● **WHAT THE EXERCISE ASKS**:
Show every line where "from" occurs.

Extracted records:
---

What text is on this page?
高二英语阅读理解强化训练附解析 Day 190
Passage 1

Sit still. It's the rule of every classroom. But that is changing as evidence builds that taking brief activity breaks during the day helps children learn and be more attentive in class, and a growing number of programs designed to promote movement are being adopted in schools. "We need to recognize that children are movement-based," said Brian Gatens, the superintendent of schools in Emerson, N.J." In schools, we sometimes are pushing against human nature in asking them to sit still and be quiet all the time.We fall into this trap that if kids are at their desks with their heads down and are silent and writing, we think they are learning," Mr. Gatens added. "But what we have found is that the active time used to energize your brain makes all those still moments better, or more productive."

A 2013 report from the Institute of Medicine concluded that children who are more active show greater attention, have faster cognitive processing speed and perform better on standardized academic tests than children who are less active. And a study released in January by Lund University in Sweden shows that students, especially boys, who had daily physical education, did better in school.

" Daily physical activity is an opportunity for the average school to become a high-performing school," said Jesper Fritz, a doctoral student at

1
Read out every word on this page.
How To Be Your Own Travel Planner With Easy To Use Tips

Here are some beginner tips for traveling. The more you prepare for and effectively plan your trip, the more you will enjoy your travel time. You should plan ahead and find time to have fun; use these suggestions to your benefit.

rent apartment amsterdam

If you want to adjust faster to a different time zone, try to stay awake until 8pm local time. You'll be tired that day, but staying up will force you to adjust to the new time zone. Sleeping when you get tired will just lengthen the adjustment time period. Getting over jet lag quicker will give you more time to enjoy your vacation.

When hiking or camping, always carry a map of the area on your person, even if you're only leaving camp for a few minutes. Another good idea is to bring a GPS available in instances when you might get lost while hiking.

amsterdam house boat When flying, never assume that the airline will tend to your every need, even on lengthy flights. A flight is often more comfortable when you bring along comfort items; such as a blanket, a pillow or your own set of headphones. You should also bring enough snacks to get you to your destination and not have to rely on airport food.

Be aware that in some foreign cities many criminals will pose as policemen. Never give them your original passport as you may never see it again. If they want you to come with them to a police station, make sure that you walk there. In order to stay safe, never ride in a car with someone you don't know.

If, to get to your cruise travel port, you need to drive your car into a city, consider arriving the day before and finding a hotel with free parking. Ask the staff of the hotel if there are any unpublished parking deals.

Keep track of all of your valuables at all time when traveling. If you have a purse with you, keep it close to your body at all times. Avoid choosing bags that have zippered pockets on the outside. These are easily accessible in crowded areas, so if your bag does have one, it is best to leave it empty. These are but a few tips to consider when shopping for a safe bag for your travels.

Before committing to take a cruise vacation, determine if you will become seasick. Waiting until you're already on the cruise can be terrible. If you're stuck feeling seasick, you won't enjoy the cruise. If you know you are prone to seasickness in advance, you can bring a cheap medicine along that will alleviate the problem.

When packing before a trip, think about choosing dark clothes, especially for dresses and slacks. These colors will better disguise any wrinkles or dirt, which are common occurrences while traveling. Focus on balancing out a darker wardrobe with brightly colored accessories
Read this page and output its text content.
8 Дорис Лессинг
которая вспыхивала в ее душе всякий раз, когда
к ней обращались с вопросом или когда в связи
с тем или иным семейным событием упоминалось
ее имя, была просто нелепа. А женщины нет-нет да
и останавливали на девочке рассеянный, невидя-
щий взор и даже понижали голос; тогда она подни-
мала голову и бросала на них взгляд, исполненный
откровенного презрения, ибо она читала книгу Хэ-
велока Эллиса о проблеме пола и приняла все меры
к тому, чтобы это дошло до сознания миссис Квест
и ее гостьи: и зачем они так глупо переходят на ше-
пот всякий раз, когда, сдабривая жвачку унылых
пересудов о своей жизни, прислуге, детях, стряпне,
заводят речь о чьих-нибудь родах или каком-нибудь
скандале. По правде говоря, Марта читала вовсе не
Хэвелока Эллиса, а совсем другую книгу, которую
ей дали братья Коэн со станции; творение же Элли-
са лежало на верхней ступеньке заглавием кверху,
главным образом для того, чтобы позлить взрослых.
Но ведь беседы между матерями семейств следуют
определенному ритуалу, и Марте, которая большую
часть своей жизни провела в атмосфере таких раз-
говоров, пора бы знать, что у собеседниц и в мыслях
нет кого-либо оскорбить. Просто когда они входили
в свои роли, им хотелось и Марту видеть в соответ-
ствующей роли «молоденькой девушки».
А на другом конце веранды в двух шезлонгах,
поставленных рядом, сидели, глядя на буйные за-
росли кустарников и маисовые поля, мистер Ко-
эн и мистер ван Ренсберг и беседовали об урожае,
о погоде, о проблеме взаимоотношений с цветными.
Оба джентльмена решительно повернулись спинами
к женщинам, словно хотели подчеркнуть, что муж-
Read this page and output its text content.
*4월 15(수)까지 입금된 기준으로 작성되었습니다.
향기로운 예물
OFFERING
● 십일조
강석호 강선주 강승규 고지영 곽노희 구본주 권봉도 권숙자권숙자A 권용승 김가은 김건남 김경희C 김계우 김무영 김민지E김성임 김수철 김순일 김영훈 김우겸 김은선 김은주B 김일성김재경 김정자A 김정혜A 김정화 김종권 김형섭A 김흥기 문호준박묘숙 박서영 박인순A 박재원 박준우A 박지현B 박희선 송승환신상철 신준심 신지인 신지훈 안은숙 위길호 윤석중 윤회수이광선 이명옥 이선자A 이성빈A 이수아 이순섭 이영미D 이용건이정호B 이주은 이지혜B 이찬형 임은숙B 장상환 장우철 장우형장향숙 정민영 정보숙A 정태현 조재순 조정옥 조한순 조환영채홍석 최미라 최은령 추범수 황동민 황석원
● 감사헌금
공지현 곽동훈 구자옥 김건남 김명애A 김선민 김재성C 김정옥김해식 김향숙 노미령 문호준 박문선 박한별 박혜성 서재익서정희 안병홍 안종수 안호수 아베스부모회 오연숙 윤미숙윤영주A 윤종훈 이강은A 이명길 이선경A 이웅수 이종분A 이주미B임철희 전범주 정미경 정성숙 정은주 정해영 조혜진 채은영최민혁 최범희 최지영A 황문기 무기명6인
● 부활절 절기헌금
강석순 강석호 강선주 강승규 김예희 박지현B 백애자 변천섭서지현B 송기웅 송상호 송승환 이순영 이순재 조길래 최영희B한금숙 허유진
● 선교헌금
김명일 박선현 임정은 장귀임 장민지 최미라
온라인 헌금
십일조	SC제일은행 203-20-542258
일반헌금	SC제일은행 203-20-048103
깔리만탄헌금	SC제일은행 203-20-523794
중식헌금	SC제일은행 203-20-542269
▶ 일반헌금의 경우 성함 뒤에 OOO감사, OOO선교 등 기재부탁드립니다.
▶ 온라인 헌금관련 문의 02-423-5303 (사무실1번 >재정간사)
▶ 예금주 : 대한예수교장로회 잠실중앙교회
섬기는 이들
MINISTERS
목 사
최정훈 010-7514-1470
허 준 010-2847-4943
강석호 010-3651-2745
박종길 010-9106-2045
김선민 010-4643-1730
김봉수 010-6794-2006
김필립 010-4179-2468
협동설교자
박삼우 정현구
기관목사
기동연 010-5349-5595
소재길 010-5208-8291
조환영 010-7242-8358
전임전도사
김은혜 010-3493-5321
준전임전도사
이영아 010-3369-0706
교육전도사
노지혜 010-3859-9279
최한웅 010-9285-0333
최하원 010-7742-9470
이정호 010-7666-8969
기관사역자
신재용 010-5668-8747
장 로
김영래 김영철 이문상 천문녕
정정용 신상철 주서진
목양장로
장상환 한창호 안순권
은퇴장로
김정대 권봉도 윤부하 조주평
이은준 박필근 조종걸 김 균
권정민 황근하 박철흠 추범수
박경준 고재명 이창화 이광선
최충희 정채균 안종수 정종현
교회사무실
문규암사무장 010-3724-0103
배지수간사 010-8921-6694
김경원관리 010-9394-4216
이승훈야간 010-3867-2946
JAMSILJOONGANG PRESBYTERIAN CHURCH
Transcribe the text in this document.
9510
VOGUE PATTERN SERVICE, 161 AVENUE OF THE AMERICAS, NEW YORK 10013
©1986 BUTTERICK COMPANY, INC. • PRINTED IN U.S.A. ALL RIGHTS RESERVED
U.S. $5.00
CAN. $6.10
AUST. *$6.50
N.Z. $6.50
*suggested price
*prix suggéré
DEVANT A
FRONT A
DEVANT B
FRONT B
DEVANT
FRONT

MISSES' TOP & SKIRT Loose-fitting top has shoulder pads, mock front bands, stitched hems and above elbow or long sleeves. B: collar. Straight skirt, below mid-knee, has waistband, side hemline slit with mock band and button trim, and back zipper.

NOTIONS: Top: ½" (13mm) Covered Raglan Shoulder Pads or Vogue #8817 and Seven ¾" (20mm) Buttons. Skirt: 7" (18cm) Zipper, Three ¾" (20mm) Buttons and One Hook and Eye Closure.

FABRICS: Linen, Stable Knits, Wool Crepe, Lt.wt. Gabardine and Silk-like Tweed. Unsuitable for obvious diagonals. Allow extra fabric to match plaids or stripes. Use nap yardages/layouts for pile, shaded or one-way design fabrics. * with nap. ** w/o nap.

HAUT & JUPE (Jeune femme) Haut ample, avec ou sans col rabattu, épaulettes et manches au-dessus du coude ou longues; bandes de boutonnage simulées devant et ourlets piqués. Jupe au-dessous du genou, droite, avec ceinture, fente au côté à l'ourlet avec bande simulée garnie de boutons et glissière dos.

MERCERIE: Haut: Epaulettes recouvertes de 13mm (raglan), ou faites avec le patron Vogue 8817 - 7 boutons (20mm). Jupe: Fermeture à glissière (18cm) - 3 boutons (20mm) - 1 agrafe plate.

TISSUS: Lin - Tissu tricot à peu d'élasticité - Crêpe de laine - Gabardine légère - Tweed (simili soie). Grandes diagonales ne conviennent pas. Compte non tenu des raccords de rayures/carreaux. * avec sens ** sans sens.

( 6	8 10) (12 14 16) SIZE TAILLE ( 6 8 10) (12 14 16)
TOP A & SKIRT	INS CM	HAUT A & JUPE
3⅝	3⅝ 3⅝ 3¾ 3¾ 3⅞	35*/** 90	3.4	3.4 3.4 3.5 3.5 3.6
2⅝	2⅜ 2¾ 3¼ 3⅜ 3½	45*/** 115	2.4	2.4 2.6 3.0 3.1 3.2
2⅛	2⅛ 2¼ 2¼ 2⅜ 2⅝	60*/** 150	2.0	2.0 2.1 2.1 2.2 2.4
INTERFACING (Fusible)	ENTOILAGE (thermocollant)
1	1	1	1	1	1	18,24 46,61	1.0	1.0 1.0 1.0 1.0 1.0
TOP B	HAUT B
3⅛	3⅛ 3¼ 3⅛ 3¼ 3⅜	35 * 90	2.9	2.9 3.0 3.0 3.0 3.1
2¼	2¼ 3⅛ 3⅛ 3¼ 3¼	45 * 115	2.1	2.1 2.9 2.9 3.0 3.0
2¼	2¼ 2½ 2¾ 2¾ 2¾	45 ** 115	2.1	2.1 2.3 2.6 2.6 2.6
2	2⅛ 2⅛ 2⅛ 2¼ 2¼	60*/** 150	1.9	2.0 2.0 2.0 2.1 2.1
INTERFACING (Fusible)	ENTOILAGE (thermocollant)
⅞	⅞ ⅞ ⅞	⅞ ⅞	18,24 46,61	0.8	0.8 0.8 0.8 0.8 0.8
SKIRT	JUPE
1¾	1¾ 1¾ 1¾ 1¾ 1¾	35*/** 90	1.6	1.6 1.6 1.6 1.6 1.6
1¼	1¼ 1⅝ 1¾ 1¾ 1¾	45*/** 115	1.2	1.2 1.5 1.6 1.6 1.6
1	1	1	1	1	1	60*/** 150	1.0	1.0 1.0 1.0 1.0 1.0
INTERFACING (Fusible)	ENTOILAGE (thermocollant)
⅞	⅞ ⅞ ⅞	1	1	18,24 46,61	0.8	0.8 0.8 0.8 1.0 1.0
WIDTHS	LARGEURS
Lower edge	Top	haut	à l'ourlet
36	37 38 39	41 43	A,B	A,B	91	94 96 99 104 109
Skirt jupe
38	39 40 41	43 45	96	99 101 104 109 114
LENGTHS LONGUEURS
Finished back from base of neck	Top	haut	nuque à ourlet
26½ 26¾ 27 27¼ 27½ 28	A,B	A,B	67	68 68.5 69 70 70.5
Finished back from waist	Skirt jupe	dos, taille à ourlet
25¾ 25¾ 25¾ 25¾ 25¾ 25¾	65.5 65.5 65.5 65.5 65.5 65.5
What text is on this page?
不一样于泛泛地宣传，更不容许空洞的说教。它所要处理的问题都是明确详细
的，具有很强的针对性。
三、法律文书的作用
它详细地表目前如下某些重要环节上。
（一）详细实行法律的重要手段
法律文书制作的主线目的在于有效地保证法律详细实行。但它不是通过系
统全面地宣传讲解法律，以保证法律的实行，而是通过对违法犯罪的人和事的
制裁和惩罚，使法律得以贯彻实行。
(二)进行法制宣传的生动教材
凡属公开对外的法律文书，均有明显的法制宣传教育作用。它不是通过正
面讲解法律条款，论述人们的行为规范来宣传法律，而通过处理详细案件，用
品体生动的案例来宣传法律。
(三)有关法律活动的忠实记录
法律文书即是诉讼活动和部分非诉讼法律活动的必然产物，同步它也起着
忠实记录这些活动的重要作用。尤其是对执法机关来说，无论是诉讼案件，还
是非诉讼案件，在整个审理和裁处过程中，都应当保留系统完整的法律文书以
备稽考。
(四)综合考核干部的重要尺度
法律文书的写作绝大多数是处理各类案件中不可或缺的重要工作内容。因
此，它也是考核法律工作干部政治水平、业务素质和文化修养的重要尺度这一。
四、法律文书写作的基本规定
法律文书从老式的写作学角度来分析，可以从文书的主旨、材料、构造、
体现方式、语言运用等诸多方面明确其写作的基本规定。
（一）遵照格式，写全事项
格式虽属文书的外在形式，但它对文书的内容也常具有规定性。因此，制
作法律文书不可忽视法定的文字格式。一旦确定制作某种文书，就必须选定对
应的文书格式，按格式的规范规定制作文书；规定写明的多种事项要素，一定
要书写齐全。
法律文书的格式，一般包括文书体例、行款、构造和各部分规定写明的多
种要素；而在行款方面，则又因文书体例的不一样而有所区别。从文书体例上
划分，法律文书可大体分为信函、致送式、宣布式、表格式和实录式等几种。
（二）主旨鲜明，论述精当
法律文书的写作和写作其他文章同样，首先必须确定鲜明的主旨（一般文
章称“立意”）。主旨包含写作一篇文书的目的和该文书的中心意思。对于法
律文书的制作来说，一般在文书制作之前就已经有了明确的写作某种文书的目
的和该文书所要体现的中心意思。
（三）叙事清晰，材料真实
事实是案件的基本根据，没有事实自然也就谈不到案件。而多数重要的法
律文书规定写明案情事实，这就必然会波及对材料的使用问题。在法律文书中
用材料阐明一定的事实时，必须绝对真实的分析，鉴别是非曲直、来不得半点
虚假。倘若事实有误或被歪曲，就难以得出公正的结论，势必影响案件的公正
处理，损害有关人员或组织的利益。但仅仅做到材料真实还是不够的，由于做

---

● **THE SOLUTION**:
A 2013 report from the Institute of Medicine concluded that children who are more active show greater attention, have faster cognitive processing speed and perform better on standardized academic tests than children who are less active. And a study released in January by Lund University in Sweden shows that students, especially boys, who had daily physical education, did better in school.
Finished back from base of neck	Top	haut	nuque à ourlet
Finished back from waist	Skirt jupe	dos, taille à ourlet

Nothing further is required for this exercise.